--- TASK BRIEF ---
Copy each of the following lines word for word.

--- RECORD EXCERPTS ---

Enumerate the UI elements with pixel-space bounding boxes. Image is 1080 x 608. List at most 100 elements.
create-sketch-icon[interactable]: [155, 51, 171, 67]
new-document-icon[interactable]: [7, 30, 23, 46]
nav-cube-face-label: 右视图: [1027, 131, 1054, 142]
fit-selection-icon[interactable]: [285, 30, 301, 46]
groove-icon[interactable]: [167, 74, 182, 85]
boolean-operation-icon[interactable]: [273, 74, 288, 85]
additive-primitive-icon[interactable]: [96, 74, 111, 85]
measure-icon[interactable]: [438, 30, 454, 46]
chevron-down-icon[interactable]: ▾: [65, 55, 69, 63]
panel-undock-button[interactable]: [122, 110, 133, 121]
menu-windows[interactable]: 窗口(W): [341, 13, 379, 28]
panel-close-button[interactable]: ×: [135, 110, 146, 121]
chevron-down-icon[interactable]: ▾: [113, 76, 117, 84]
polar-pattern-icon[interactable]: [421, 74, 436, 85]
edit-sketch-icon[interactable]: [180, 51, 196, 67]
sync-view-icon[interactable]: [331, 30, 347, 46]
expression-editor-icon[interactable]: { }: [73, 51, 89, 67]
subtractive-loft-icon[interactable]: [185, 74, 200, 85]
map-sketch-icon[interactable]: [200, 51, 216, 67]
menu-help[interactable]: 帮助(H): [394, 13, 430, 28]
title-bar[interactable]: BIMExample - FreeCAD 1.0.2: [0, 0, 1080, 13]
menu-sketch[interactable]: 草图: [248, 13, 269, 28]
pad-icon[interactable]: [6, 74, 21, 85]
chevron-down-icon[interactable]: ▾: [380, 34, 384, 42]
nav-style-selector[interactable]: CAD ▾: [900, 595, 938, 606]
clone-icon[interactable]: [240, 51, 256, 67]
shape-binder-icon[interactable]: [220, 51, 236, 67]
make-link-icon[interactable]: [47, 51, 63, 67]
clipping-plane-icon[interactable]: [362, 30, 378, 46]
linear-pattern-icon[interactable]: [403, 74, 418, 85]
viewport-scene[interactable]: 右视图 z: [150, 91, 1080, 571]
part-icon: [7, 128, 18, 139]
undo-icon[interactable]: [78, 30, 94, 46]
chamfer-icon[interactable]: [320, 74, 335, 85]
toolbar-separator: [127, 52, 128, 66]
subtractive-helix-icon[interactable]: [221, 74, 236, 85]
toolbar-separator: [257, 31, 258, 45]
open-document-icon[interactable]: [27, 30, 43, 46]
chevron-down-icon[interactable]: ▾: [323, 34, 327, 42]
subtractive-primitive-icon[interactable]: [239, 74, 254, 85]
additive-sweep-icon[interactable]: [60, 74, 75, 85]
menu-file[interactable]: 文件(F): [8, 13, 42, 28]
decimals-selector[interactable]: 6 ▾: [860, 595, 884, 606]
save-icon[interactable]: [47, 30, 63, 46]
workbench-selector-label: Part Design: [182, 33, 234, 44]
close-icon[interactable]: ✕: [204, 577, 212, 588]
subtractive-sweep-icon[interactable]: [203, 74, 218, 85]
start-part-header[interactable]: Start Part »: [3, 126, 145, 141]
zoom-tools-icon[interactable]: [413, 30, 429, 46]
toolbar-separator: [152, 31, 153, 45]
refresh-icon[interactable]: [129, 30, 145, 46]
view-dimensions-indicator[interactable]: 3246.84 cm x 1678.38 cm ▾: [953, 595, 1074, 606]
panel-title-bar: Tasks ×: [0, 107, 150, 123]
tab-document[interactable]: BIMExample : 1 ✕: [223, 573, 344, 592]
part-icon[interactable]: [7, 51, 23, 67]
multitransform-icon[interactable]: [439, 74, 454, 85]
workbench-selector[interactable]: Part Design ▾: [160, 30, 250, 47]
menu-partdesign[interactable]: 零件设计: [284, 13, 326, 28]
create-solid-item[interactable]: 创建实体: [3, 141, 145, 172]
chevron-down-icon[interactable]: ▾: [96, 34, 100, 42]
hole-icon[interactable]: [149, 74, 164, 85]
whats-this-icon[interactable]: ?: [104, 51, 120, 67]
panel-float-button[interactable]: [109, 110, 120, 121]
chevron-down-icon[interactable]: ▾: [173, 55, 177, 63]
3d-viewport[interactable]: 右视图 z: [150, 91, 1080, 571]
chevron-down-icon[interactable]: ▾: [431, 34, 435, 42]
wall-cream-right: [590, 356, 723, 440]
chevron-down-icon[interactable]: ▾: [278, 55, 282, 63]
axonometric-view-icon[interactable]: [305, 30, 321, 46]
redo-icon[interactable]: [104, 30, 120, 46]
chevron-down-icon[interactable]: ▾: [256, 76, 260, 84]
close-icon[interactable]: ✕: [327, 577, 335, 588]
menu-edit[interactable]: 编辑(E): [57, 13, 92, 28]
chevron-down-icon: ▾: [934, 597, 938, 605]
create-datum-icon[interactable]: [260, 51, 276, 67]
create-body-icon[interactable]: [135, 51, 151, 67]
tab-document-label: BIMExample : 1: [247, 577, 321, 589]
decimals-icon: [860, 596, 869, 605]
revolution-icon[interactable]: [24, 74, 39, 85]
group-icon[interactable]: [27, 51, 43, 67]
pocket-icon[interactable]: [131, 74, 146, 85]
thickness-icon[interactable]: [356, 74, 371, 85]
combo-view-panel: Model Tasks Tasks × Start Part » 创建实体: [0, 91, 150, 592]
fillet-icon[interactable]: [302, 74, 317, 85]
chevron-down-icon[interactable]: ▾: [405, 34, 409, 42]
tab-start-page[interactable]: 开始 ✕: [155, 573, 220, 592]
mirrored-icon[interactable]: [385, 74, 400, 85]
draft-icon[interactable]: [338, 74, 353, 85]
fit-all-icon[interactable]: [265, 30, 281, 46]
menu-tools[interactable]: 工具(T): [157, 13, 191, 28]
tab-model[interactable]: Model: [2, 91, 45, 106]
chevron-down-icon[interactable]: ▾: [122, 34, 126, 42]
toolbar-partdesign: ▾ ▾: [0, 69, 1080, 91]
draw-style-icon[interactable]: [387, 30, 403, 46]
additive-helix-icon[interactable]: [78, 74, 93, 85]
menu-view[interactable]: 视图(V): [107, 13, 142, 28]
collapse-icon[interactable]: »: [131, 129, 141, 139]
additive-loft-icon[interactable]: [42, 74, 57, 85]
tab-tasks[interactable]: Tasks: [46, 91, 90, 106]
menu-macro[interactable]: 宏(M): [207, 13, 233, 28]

--- TASK OUTPUT ---
Enumerate the UI elements with pixel-space bounding boxes. Image is 1080 x 608. List at most 100 elements.
create-sketch-icon[interactable]: [155, 51, 171, 67]
new-document-icon[interactable]: [7, 30, 23, 46]
nav-cube-face-label: 右视图: [1027, 131, 1054, 142]
fit-selection-icon[interactable]: [285, 30, 301, 46]
groove-icon[interactable]: [167, 74, 182, 85]
boolean-operation-icon[interactable]: [273, 74, 288, 85]
additive-primitive-icon[interactable]: [96, 74, 111, 85]
measure-icon[interactable]: [438, 30, 454, 46]
chevron-down-icon[interactable]: ▾: [65, 55, 69, 63]
panel-undock-button[interactable]: [122, 110, 133, 121]
menu-windows[interactable]: 窗口(W): [341, 13, 379, 28]
panel-close-button[interactable]: ×: [135, 110, 146, 121]
chevron-down-icon[interactable]: ▾: [113, 76, 117, 84]
polar-pattern-icon[interactable]: [421, 74, 436, 85]
edit-sketch-icon[interactable]: [180, 51, 196, 67]
sync-view-icon[interactable]: [331, 30, 347, 46]
expression-editor-icon[interactable]: { }: [73, 51, 89, 67]
subtractive-loft-icon[interactable]: [185, 74, 200, 85]
map-sketch-icon[interactable]: [200, 51, 216, 67]
menu-help[interactable]: 帮助(H): [394, 13, 430, 28]
title-bar[interactable]: BIMExample - FreeCAD 1.0.2: [0, 0, 1080, 13]
menu-sketch[interactable]: 草图: [248, 13, 269, 28]
pad-icon[interactable]: [6, 74, 21, 85]
chevron-down-icon[interactable]: ▾: [380, 34, 384, 42]
nav-style-selector[interactable]: CAD ▾: [900, 595, 938, 606]
clone-icon[interactable]: [240, 51, 256, 67]
shape-binder-icon[interactable]: [220, 51, 236, 67]
make-link-icon[interactable]: [47, 51, 63, 67]
clipping-plane-icon[interactable]: [362, 30, 378, 46]
linear-pattern-icon[interactable]: [403, 74, 418, 85]
viewport-scene[interactable]: 右视图 z: [150, 91, 1080, 571]
part-icon: [7, 128, 18, 139]
undo-icon[interactable]: [78, 30, 94, 46]
chamfer-icon[interactable]: [320, 74, 335, 85]
toolbar-separator: [127, 52, 128, 66]
subtractive-helix-icon[interactable]: [221, 74, 236, 85]
toolbar-separator: [257, 31, 258, 45]
open-document-icon[interactable]: [27, 30, 43, 46]
chevron-down-icon[interactable]: ▾: [323, 34, 327, 42]
subtractive-primitive-icon[interactable]: [239, 74, 254, 85]
additive-sweep-icon[interactable]: [60, 74, 75, 85]
menu-file[interactable]: 文件(F): [8, 13, 42, 28]
decimals-selector[interactable]: 6 ▾: [860, 595, 884, 606]
save-icon[interactable]: [47, 30, 63, 46]
workbench-selector-label: Part Design: [182, 33, 234, 44]
close-icon[interactable]: ✕: [204, 577, 212, 588]
subtractive-sweep-icon[interactable]: [203, 74, 218, 85]
start-part-header[interactable]: Start Part »: [3, 126, 145, 141]
zoom-tools-icon[interactable]: [413, 30, 429, 46]
toolbar-separator: [152, 31, 153, 45]
refresh-icon[interactable]: [129, 30, 145, 46]
view-dimensions-indicator[interactable]: 3246.84 cm x 1678.38 cm ▾: [953, 595, 1074, 606]
panel-title-bar: Tasks ×: [0, 107, 150, 123]
tab-document[interactable]: BIMExample : 1 ✕: [223, 573, 344, 592]
part-icon[interactable]: [7, 51, 23, 67]
multitransform-icon[interactable]: [439, 74, 454, 85]
workbench-selector[interactable]: Part Design ▾: [160, 30, 250, 47]
menu-partdesign[interactable]: 零件设计: [284, 13, 326, 28]
create-solid-item[interactable]: 创建实体: [3, 141, 145, 172]
chevron-down-icon[interactable]: ▾: [96, 34, 100, 42]
hole-icon[interactable]: [149, 74, 164, 85]
whats-this-icon[interactable]: ?: [104, 51, 120, 67]
panel-float-button[interactable]: [109, 110, 120, 121]
chevron-down-icon[interactable]: ▾: [173, 55, 177, 63]
3d-viewport[interactable]: 右视图 z: [150, 91, 1080, 571]
chevron-down-icon[interactable]: ▾: [431, 34, 435, 42]
wall-cream-right: [590, 356, 723, 440]
chevron-down-icon[interactable]: ▾: [278, 55, 282, 63]
axonometric-view-icon[interactable]: [305, 30, 321, 46]
redo-icon[interactable]: [104, 30, 120, 46]
chevron-down-icon[interactable]: ▾: [256, 76, 260, 84]
close-icon[interactable]: ✕: [327, 577, 335, 588]
menu-edit[interactable]: 编辑(E): [57, 13, 92, 28]
chevron-down-icon: ▾: [934, 597, 938, 605]
create-datum-icon[interactable]: [260, 51, 276, 67]
create-body-icon[interactable]: [135, 51, 151, 67]
tab-document-label: BIMExample : 1: [247, 577, 321, 589]
decimals-icon: [860, 596, 869, 605]
revolution-icon[interactable]: [24, 74, 39, 85]
group-icon[interactable]: [27, 51, 43, 67]
pocket-icon[interactable]: [131, 74, 146, 85]
thickness-icon[interactable]: [356, 74, 371, 85]
combo-view-panel: Model Tasks Tasks × Start Part » 创建实体: [0, 91, 150, 592]
fillet-icon[interactable]: [302, 74, 317, 85]
chevron-down-icon[interactable]: ▾: [405, 34, 409, 42]
tab-start-page[interactable]: 开始 ✕: [155, 573, 220, 592]
mirrored-icon[interactable]: [385, 74, 400, 85]
draft-icon[interactable]: [338, 74, 353, 85]
fit-all-icon[interactable]: [265, 30, 281, 46]
menu-tools[interactable]: 工具(T): [157, 13, 191, 28]
tab-model[interactable]: Model: [2, 91, 45, 106]
chevron-down-icon[interactable]: ▾: [122, 34, 126, 42]
toolbar-partdesign: ▾ ▾: [0, 69, 1080, 91]
draw-style-icon[interactable]: [387, 30, 403, 46]
additive-helix-icon[interactable]: [78, 74, 93, 85]
menu-view[interactable]: 视图(V): [107, 13, 142, 28]
collapse-icon[interactable]: »: [131, 129, 141, 139]
additive-loft-icon[interactable]: [42, 74, 57, 85]
tab-tasks[interactable]: Tasks: [46, 91, 90, 106]
menu-macro[interactable]: 宏(M): [207, 13, 233, 28]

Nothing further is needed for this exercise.